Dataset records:
+++
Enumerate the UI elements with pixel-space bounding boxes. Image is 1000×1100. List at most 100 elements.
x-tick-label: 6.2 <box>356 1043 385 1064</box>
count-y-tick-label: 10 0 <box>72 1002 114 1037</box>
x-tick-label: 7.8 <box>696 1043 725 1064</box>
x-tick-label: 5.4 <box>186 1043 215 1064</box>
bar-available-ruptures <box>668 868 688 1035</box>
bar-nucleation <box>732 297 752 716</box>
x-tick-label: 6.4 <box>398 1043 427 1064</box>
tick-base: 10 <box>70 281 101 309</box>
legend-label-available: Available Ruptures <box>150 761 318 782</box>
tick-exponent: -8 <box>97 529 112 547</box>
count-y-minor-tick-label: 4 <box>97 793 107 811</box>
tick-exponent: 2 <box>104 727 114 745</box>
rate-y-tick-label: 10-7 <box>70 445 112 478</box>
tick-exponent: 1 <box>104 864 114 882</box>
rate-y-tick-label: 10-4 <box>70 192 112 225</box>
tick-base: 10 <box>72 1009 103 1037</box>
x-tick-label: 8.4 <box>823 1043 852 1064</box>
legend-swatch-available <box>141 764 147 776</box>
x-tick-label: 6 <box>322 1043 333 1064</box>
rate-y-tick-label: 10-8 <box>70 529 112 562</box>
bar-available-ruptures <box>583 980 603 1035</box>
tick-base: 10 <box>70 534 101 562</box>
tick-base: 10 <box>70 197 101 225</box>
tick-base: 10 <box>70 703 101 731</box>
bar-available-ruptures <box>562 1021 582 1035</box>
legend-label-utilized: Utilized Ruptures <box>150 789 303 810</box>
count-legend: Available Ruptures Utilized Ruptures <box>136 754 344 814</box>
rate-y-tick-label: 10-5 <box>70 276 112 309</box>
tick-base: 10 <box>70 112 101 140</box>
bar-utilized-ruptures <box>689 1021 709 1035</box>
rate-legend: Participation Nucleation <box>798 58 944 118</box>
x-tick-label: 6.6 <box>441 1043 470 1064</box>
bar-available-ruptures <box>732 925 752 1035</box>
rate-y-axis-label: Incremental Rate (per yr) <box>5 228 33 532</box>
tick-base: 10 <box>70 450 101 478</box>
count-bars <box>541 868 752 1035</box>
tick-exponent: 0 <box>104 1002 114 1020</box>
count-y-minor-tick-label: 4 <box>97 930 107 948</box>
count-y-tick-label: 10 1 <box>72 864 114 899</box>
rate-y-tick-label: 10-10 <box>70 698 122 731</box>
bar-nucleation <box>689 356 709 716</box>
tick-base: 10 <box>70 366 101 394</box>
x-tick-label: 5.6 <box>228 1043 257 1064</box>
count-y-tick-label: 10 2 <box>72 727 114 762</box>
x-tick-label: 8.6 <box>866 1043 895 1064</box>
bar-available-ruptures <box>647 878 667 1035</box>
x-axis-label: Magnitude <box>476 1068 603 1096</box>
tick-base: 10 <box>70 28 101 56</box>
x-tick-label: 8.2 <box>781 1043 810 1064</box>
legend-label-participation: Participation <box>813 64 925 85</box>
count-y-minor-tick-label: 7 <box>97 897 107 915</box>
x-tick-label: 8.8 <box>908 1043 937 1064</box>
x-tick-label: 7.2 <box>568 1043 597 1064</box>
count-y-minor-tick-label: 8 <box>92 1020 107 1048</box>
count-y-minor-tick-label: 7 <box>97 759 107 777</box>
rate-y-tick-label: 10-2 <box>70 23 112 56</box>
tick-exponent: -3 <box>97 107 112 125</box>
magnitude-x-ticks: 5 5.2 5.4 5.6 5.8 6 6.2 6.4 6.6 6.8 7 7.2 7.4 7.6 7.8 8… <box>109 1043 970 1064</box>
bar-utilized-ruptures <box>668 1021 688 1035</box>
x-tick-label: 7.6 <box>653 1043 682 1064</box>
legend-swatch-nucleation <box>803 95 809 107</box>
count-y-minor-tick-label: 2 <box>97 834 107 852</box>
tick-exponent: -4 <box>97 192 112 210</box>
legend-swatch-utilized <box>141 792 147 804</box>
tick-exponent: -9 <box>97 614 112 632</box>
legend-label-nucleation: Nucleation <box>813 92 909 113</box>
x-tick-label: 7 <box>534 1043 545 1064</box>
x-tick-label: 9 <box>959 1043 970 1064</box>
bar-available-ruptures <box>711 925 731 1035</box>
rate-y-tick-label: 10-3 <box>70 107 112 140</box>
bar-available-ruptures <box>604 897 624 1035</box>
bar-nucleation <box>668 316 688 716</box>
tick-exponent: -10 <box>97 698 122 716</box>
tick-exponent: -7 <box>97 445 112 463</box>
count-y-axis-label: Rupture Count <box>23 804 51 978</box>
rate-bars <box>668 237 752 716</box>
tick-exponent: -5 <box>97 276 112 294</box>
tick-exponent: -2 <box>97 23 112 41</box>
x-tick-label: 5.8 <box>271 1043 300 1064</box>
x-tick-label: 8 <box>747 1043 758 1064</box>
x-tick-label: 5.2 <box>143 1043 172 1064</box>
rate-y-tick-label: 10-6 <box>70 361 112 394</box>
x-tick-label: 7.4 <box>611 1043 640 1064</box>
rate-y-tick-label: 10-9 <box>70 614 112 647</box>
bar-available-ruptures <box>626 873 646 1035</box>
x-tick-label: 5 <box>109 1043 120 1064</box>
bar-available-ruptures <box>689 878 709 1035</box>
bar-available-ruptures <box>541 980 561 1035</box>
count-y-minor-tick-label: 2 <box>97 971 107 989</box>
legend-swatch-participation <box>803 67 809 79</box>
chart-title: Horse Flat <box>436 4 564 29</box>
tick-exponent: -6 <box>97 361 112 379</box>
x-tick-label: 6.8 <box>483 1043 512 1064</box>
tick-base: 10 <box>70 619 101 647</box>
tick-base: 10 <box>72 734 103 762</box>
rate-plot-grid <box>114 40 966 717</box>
+++
Set problem
Could you set down, unchanged, the part of the listing that opens with its first line and closes with the line containing "x-tick-label: 8.6 <box>866", including both of those lines?

Solution
Enumerate the UI elements with pixel-space bounding boxes. Image is 1000×1100. List at most 100 elements.
x-tick-label: 6.2 <box>356 1043 385 1064</box>
count-y-tick-label: 10 0 <box>72 1002 114 1037</box>
x-tick-label: 7.8 <box>696 1043 725 1064</box>
x-tick-label: 5.4 <box>186 1043 215 1064</box>
bar-available-ruptures <box>668 868 688 1035</box>
bar-nucleation <box>732 297 752 716</box>
x-tick-label: 6.4 <box>398 1043 427 1064</box>
tick-base: 10 <box>70 281 101 309</box>
legend-label-available: Available Ruptures <box>150 761 318 782</box>
tick-exponent: -8 <box>97 529 112 547</box>
count-y-minor-tick-label: 4 <box>97 793 107 811</box>
tick-exponent: 2 <box>104 727 114 745</box>
rate-y-tick-label: 10-7 <box>70 445 112 478</box>
tick-exponent: 1 <box>104 864 114 882</box>
rate-y-tick-label: 10-4 <box>70 192 112 225</box>
tick-base: 10 <box>72 1009 103 1037</box>
x-tick-label: 8.4 <box>823 1043 852 1064</box>
legend-swatch-available <box>141 764 147 776</box>
x-tick-label: 6 <box>322 1043 333 1064</box>
rate-y-tick-label: 10-8 <box>70 529 112 562</box>
bar-available-ruptures <box>583 980 603 1035</box>
tick-base: 10 <box>70 534 101 562</box>
tick-base: 10 <box>70 197 101 225</box>
tick-base: 10 <box>70 703 101 731</box>
bar-available-ruptures <box>562 1021 582 1035</box>
legend-label-utilized: Utilized Ruptures <box>150 789 303 810</box>
count-legend: Available Ruptures Utilized Ruptures <box>136 754 344 814</box>
rate-y-tick-label: 10-5 <box>70 276 112 309</box>
tick-base: 10 <box>70 112 101 140</box>
bar-utilized-ruptures <box>689 1021 709 1035</box>
rate-legend: Participation Nucleation <box>798 58 944 118</box>
x-tick-label: 6.6 <box>441 1043 470 1064</box>
bar-available-ruptures <box>732 925 752 1035</box>
rate-y-axis-label: Incremental Rate (per yr) <box>5 228 33 532</box>
tick-base: 10 <box>70 450 101 478</box>
count-bars <box>541 868 752 1035</box>
tick-exponent: 0 <box>104 1002 114 1020</box>
count-y-minor-tick-label: 4 <box>97 930 107 948</box>
count-y-tick-label: 10 1 <box>72 864 114 899</box>
rate-y-tick-label: 10-10 <box>70 698 122 731</box>
bar-nucleation <box>689 356 709 716</box>
tick-base: 10 <box>70 366 101 394</box>
x-tick-label: 5.6 <box>228 1043 257 1064</box>
count-y-tick-label: 10 2 <box>72 727 114 762</box>
x-tick-label: 8.6 <box>866 1043 895 1064</box>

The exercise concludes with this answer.